* RECORDS FOR THE EXERCISE *
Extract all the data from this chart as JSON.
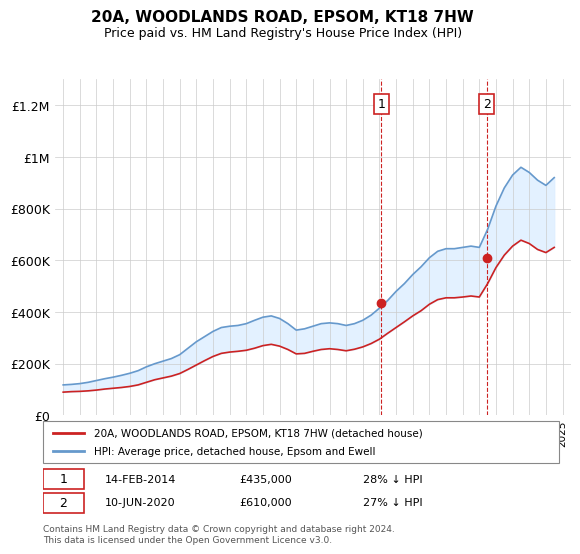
{
  "title": "20A, WOODLANDS ROAD, EPSOM, KT18 7HW",
  "subtitle": "Price paid vs. HM Land Registry's House Price Index (HPI)",
  "xlabel": "",
  "ylabel": "",
  "ylim": [
    0,
    1300000
  ],
  "yticks": [
    0,
    200000,
    400000,
    600000,
    800000,
    1000000,
    1200000
  ],
  "ytick_labels": [
    "£0",
    "£200K",
    "£400K",
    "£600K",
    "£800K",
    "£1M",
    "£1.2M"
  ],
  "hpi_color": "#6699cc",
  "price_color": "#cc2222",
  "shade_color": "#ddeeff",
  "grid_color": "#cccccc",
  "bg_color": "#ffffff",
  "transaction1_date": "14-FEB-2014",
  "transaction1_price": 435000,
  "transaction1_note": "28% ↓ HPI",
  "transaction1_year": 2014.12,
  "transaction2_date": "10-JUN-2020",
  "transaction2_price": 610000,
  "transaction2_note": "27% ↓ HPI",
  "transaction2_year": 2020.44,
  "legend_line1": "20A, WOODLANDS ROAD, EPSOM, KT18 7HW (detached house)",
  "legend_line2": "HPI: Average price, detached house, Epsom and Ewell",
  "footer": "Contains HM Land Registry data © Crown copyright and database right 2024.\nThis data is licensed under the Open Government Licence v3.0.",
  "hpi_x": [
    1995,
    1995.5,
    1996,
    1996.5,
    1997,
    1997.5,
    1998,
    1998.5,
    1999,
    1999.5,
    2000,
    2000.5,
    2001,
    2001.5,
    2002,
    2002.5,
    2003,
    2003.5,
    2004,
    2004.5,
    2005,
    2005.5,
    2006,
    2006.5,
    2007,
    2007.5,
    2008,
    2008.5,
    2009,
    2009.5,
    2010,
    2010.5,
    2011,
    2011.5,
    2012,
    2012.5,
    2013,
    2013.5,
    2014,
    2014.5,
    2015,
    2015.5,
    2016,
    2016.5,
    2017,
    2017.5,
    2018,
    2018.5,
    2019,
    2019.5,
    2020,
    2020.5,
    2021,
    2021.5,
    2022,
    2022.5,
    2023,
    2023.5,
    2024,
    2024.5
  ],
  "hpi_y": [
    118000,
    120000,
    123000,
    128000,
    135000,
    142000,
    148000,
    155000,
    163000,
    173000,
    188000,
    200000,
    210000,
    220000,
    235000,
    260000,
    285000,
    305000,
    325000,
    340000,
    345000,
    348000,
    355000,
    368000,
    380000,
    385000,
    375000,
    355000,
    330000,
    335000,
    345000,
    355000,
    358000,
    355000,
    348000,
    355000,
    368000,
    388000,
    415000,
    445000,
    480000,
    510000,
    545000,
    575000,
    610000,
    635000,
    645000,
    645000,
    650000,
    655000,
    650000,
    720000,
    810000,
    880000,
    930000,
    960000,
    940000,
    910000,
    890000,
    920000
  ],
  "price_x": [
    1995,
    1995.5,
    1996,
    1996.5,
    1997,
    1997.5,
    1998,
    1998.5,
    1999,
    1999.5,
    2000,
    2000.5,
    2001,
    2001.5,
    2002,
    2002.5,
    2003,
    2003.5,
    2004,
    2004.5,
    2005,
    2005.5,
    2006,
    2006.5,
    2007,
    2007.5,
    2008,
    2008.5,
    2009,
    2009.5,
    2010,
    2010.5,
    2011,
    2011.5,
    2012,
    2012.5,
    2013,
    2013.5,
    2014,
    2014.5,
    2015,
    2015.5,
    2016,
    2016.5,
    2017,
    2017.5,
    2018,
    2018.5,
    2019,
    2019.5,
    2020,
    2020.5,
    2021,
    2021.5,
    2022,
    2022.5,
    2023,
    2023.5,
    2024,
    2024.5
  ],
  "price_y": [
    90000,
    92000,
    93000,
    95000,
    98000,
    102000,
    105000,
    108000,
    112000,
    118000,
    128000,
    138000,
    145000,
    152000,
    162000,
    178000,
    195000,
    212000,
    228000,
    240000,
    245000,
    248000,
    252000,
    260000,
    270000,
    275000,
    268000,
    255000,
    238000,
    240000,
    248000,
    255000,
    258000,
    255000,
    250000,
    256000,
    265000,
    278000,
    295000,
    318000,
    340000,
    362000,
    385000,
    405000,
    430000,
    448000,
    455000,
    455000,
    458000,
    462000,
    458000,
    510000,
    572000,
    620000,
    655000,
    678000,
    665000,
    642000,
    630000,
    650000
  ]
}
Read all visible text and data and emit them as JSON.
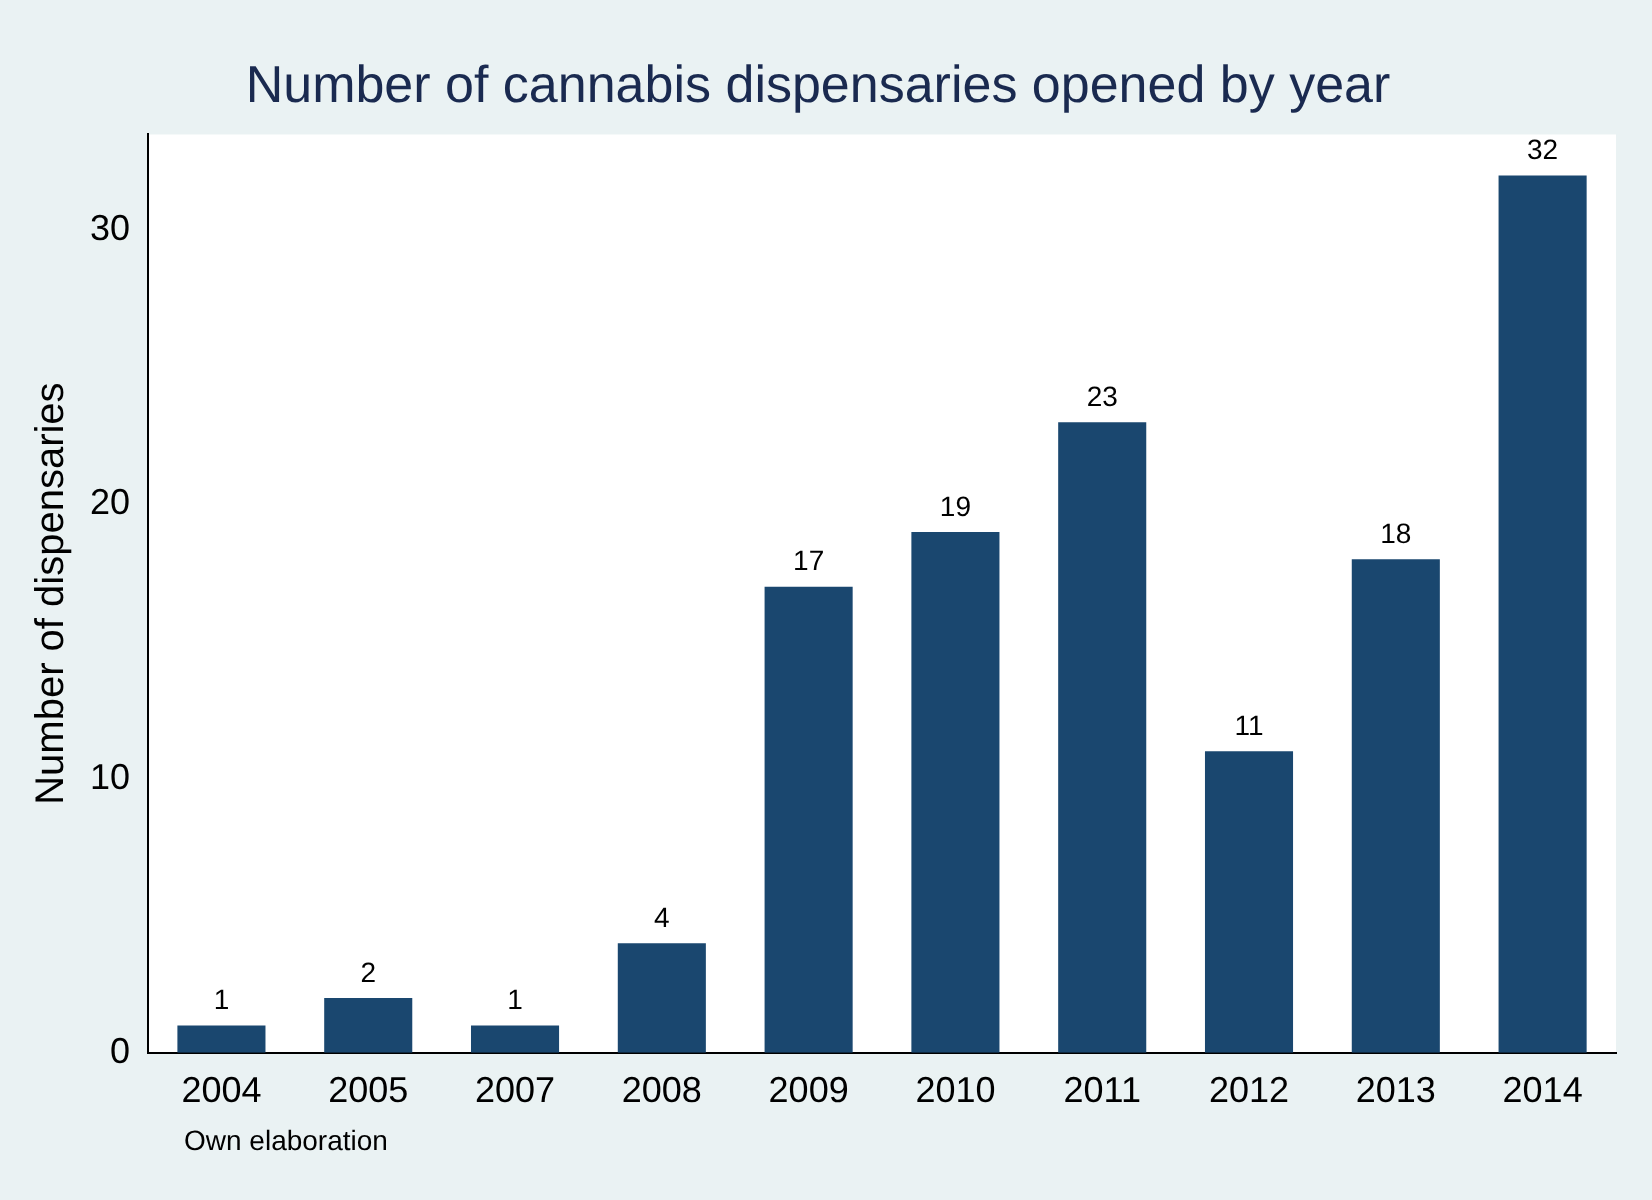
{
  "chart_data": {
    "type": "bar",
    "title": "Number of cannabis dispensaries opened by year",
    "ylabel": "Number of dispensaries",
    "categories": [
      "2004",
      "2005",
      "2007",
      "2008",
      "2009",
      "2010",
      "2011",
      "2012",
      "2013",
      "2014"
    ],
    "values": [
      1,
      2,
      1,
      4,
      17,
      19,
      23,
      11,
      18,
      32
    ],
    "color": "#1a476f",
    "ylim": [
      0,
      33.5
    ],
    "yticks": [
      0,
      10,
      20,
      30
    ],
    "grid": false,
    "legend": false,
    "data_labels": true,
    "annotations": [
      "Own elaboration"
    ]
  }
}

* WRITTEN EXERCISE *
Reproduce the whole listing above word for word, but not its pictures.

* ANSWER TO THIS PROBLEM *
Extract all the data from this chart as JSON.
{
  "title": "20A, WOODLANDS ROAD, EPSOM, KT18 7HW",
  "subtitle": "Price paid vs. HM Land Registry's House Price Index (HPI)",
  "xlabel": "",
  "ylabel": "",
  "ylim": [
    0,
    1300000
  ],
  "yticks": [
    0,
    200000,
    400000,
    600000,
    800000,
    1000000,
    1200000
  ],
  "ytick_labels": [
    "£0",
    "£200K",
    "£400K",
    "£600K",
    "£800K",
    "£1M",
    "£1.2M"
  ],
  "hpi_color": "#6699cc",
  "price_color": "#cc2222",
  "shade_color": "#ddeeff",
  "grid_color": "#cccccc",
  "bg_color": "#ffffff",
  "transaction1_date": "14-FEB-2014",
  "transaction1_price": 435000,
  "transaction1_note": "28% ↓ HPI",
  "transaction1_year": 2014.12,
  "transaction2_date": "10-JUN-2020",
  "transaction2_price": 610000,
  "transaction2_note": "27% ↓ HPI",
  "transaction2_year": 2020.44,
  "legend_line1": "20A, WOODLANDS ROAD, EPSOM, KT18 7HW (detached house)",
  "legend_line2": "HPI: Average price, detached house, Epsom and Ewell",
  "footer": "Contains HM Land Registry data © Crown copyright and database right 2024.\nThis data is licensed under the Open Government Licence v3.0.",
  "hpi_x": [
    1995,
    1995.5,
    1996,
    1996.5,
    1997,
    1997.5,
    1998,
    1998.5,
    1999,
    1999.5,
    2000,
    2000.5,
    2001,
    2001.5,
    2002,
    2002.5,
    2003,
    2003.5,
    2004,
    2004.5,
    2005,
    2005.5,
    2006,
    2006.5,
    2007,
    2007.5,
    2008,
    2008.5,
    2009,
    2009.5,
    2010,
    2010.5,
    2011,
    2011.5,
    2012,
    2012.5,
    2013,
    2013.5,
    2014,
    2014.5,
    2015,
    2015.5,
    2016,
    2016.5,
    2017,
    2017.5,
    2018,
    2018.5,
    2019,
    2019.5,
    2020,
    2020.5,
    2021,
    2021.5,
    2022,
    2022.5,
    2023,
    2023.5,
    2024,
    2024.5
  ],
  "hpi_y": [
    118000,
    120000,
    123000,
    128000,
    135000,
    142000,
    148000,
    155000,
    163000,
    173000,
    188000,
    200000,
    210000,
    220000,
    235000,
    260000,
    285000,
    305000,
    325000,
    340000,
    345000,
    348000,
    355000,
    368000,
    380000,
    385000,
    375000,
    355000,
    330000,
    335000,
    345000,
    355000,
    358000,
    355000,
    348000,
    355000,
    368000,
    388000,
    415000,
    445000,
    480000,
    510000,
    545000,
    575000,
    610000,
    635000,
    645000,
    645000,
    650000,
    655000,
    650000,
    720000,
    810000,
    880000,
    930000,
    960000,
    940000,
    910000,
    890000,
    920000
  ],
  "price_x": [
    1995,
    1995.5,
    1996,
    1996.5,
    1997,
    1997.5,
    1998,
    1998.5,
    1999,
    1999.5,
    2000,
    2000.5,
    2001,
    2001.5,
    2002,
    2002.5,
    2003,
    2003.5,
    2004,
    2004.5,
    2005,
    2005.5,
    2006,
    2006.5,
    2007,
    2007.5,
    2008,
    2008.5,
    2009,
    2009.5,
    2010,
    2010.5,
    2011,
    2011.5,
    2012,
    2012.5,
    2013,
    2013.5,
    2014,
    2014.5,
    2015,
    2015.5,
    2016,
    2016.5,
    2017,
    2017.5,
    2018,
    2018.5,
    2019,
    2019.5,
    2020,
    2020.5,
    2021,
    2021.5,
    2022,
    2022.5,
    2023,
    2023.5,
    2024,
    2024.5
  ],
  "price_y": [
    90000,
    92000,
    93000,
    95000,
    98000,
    102000,
    105000,
    108000,
    112000,
    118000,
    128000,
    138000,
    145000,
    152000,
    162000,
    178000,
    195000,
    212000,
    228000,
    240000,
    245000,
    248000,
    252000,
    260000,
    270000,
    275000,
    268000,
    255000,
    238000,
    240000,
    248000,
    255000,
    258000,
    255000,
    250000,
    256000,
    265000,
    278000,
    295000,
    318000,
    340000,
    362000,
    385000,
    405000,
    430000,
    448000,
    455000,
    455000,
    458000,
    462000,
    458000,
    510000,
    572000,
    620000,
    655000,
    678000,
    665000,
    642000,
    630000,
    650000
  ]
}
Read all visible text and data and emit them as JSON.
{
  "chart_data": {
    "type": "bar",
    "title": "Number of cannabis dispensaries opened by year",
    "ylabel": "Number of dispensaries",
    "categories": [
      "2004",
      "2005",
      "2007",
      "2008",
      "2009",
      "2010",
      "2011",
      "2012",
      "2013",
      "2014"
    ],
    "values": [
      1,
      2,
      1,
      4,
      17,
      19,
      23,
      11,
      18,
      32
    ],
    "color": "#1a476f",
    "ylim": [
      0,
      33.5
    ],
    "yticks": [
      0,
      10,
      20,
      30
    ],
    "grid": false,
    "legend": false,
    "data_labels": true,
    "annotations": [
      "Own elaboration"
    ]
  }
}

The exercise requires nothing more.